Task >>
Keep only the lines where "name" appears.

## BEGIN Data excerpts

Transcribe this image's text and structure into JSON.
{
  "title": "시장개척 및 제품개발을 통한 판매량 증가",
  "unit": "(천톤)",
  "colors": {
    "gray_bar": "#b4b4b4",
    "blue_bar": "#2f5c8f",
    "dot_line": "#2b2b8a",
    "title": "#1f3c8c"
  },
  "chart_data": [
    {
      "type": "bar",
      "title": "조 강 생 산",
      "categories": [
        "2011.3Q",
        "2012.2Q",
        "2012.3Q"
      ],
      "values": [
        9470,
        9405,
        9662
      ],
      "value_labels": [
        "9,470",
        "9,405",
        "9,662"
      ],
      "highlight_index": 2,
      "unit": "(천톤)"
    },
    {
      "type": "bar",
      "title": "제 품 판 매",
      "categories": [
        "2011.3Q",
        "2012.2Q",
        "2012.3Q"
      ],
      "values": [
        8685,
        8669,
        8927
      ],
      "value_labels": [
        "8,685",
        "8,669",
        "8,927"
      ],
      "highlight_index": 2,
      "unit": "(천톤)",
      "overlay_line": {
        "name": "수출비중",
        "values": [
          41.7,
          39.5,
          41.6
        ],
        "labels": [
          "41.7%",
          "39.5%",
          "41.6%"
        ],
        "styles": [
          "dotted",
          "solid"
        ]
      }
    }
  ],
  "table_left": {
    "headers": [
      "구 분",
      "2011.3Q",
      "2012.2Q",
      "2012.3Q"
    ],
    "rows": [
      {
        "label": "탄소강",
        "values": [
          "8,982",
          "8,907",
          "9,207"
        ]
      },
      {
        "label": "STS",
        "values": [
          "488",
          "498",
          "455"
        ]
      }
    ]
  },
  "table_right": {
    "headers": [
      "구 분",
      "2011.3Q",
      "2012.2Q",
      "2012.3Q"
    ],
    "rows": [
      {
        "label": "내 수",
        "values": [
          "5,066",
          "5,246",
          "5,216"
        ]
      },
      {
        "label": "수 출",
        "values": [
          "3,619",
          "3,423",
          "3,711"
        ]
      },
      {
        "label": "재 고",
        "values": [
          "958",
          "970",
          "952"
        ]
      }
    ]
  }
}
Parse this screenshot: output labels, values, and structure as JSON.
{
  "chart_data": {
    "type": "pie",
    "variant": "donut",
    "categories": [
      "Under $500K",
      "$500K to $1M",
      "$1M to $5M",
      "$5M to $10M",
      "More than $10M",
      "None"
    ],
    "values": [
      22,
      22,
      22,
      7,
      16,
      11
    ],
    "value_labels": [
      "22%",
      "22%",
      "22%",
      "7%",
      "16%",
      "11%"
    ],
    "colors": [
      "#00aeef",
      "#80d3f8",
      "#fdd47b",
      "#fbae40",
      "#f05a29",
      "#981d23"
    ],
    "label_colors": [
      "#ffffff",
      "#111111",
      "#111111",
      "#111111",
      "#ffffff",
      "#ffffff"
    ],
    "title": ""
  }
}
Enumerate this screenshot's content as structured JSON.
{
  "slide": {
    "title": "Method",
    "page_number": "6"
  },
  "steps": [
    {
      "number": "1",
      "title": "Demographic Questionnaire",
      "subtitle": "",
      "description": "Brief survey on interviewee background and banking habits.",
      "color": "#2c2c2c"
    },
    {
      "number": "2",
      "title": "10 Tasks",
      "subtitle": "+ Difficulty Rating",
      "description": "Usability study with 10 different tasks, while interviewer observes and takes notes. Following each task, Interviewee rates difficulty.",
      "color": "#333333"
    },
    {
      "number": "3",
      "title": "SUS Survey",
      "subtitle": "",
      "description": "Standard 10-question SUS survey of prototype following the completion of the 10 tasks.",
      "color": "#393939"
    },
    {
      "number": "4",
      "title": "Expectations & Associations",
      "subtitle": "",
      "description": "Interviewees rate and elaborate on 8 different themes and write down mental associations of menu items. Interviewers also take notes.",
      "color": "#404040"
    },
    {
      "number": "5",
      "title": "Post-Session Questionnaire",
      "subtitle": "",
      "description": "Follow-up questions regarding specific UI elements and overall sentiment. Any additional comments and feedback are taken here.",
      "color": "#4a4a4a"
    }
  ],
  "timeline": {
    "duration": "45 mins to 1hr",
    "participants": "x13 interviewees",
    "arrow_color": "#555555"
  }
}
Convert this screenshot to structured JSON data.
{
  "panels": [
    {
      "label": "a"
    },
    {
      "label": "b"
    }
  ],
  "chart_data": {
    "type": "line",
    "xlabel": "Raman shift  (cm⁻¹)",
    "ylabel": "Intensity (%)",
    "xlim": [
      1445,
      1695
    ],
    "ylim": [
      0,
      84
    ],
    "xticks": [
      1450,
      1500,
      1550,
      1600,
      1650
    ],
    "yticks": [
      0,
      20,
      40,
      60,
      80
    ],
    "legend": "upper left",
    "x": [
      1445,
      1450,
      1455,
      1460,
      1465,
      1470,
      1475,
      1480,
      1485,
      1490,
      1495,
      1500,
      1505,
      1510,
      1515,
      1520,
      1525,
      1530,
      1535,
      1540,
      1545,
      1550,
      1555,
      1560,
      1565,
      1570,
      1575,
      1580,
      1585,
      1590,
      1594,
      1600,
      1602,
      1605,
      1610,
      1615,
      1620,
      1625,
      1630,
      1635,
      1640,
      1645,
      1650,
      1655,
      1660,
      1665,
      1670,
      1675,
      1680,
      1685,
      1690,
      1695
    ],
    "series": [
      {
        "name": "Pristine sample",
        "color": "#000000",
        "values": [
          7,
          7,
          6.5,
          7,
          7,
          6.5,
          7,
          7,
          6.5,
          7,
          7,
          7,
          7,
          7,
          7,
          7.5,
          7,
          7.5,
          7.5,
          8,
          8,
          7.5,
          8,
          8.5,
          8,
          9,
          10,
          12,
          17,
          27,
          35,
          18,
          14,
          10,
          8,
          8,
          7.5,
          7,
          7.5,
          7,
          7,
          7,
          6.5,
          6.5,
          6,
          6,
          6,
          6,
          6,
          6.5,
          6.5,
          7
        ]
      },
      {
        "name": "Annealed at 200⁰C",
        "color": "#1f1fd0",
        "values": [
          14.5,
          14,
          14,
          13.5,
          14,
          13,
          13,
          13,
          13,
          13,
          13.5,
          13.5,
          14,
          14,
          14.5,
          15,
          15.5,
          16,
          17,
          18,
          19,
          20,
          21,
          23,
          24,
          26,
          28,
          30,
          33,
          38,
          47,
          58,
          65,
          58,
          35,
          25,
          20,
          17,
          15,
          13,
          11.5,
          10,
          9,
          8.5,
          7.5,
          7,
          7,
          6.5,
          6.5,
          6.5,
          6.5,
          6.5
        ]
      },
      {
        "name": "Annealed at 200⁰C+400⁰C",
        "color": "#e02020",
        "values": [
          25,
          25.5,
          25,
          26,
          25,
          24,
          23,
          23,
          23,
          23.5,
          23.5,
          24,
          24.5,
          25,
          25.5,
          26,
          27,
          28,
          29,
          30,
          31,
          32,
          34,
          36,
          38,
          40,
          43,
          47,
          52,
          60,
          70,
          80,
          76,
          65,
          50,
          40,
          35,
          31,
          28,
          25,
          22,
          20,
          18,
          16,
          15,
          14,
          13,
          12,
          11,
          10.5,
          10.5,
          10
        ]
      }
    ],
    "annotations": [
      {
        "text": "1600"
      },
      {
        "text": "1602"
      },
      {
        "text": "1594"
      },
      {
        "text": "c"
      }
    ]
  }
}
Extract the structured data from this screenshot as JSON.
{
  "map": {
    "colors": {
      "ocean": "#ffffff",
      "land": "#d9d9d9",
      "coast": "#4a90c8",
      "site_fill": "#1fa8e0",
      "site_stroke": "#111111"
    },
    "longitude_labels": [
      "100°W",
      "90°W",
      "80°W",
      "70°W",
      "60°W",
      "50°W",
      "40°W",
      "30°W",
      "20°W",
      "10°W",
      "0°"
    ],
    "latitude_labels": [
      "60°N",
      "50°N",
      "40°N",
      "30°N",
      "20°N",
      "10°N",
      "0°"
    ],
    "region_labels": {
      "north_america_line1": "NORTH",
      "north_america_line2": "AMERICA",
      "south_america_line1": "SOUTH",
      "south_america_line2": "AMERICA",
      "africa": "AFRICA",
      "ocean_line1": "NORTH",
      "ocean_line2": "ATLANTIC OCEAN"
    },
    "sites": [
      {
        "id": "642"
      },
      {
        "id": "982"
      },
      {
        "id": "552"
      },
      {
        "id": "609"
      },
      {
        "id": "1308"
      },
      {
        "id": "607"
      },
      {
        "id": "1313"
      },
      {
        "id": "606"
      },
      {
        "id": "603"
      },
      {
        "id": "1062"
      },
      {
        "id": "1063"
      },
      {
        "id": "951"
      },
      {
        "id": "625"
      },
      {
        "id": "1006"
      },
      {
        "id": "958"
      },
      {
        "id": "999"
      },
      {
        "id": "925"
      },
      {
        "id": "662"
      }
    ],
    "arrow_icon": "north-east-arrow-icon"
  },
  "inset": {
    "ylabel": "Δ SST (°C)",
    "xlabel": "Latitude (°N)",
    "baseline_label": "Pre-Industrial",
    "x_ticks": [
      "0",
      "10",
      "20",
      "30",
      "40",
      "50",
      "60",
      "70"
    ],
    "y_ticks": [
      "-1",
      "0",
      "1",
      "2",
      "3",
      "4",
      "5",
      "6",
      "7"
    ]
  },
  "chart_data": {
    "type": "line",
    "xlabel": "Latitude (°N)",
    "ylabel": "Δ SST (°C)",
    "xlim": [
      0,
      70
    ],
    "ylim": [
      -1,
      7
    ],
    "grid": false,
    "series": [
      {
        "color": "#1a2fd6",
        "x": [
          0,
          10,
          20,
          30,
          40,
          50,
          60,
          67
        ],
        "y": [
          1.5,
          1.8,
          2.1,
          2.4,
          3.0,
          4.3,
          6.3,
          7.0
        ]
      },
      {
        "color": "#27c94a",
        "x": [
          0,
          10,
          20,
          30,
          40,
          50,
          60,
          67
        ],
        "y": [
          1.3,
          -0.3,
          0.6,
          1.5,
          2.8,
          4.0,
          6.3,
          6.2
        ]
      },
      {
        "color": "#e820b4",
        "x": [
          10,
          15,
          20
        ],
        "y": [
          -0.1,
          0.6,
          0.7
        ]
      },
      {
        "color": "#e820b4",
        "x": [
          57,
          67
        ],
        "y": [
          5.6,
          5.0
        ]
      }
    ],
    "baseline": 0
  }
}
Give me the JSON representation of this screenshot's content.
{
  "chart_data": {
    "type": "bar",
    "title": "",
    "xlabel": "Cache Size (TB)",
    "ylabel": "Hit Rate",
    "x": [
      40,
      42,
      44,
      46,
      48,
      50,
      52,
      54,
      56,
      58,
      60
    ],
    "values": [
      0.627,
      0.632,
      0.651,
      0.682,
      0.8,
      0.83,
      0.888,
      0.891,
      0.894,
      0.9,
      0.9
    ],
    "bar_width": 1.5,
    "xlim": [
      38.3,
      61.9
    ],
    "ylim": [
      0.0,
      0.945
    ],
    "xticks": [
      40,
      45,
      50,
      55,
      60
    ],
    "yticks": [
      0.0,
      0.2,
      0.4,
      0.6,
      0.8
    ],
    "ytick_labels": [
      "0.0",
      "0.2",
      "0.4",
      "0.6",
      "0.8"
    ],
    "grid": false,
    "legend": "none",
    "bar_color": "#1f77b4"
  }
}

## END Data excerpts

Exercise response >>
        "name": "수출비중",
        "name": "Pristine sample",
        "name": "Annealed at 200⁰C",
        "name": "Annealed at 200⁰C+400⁰C",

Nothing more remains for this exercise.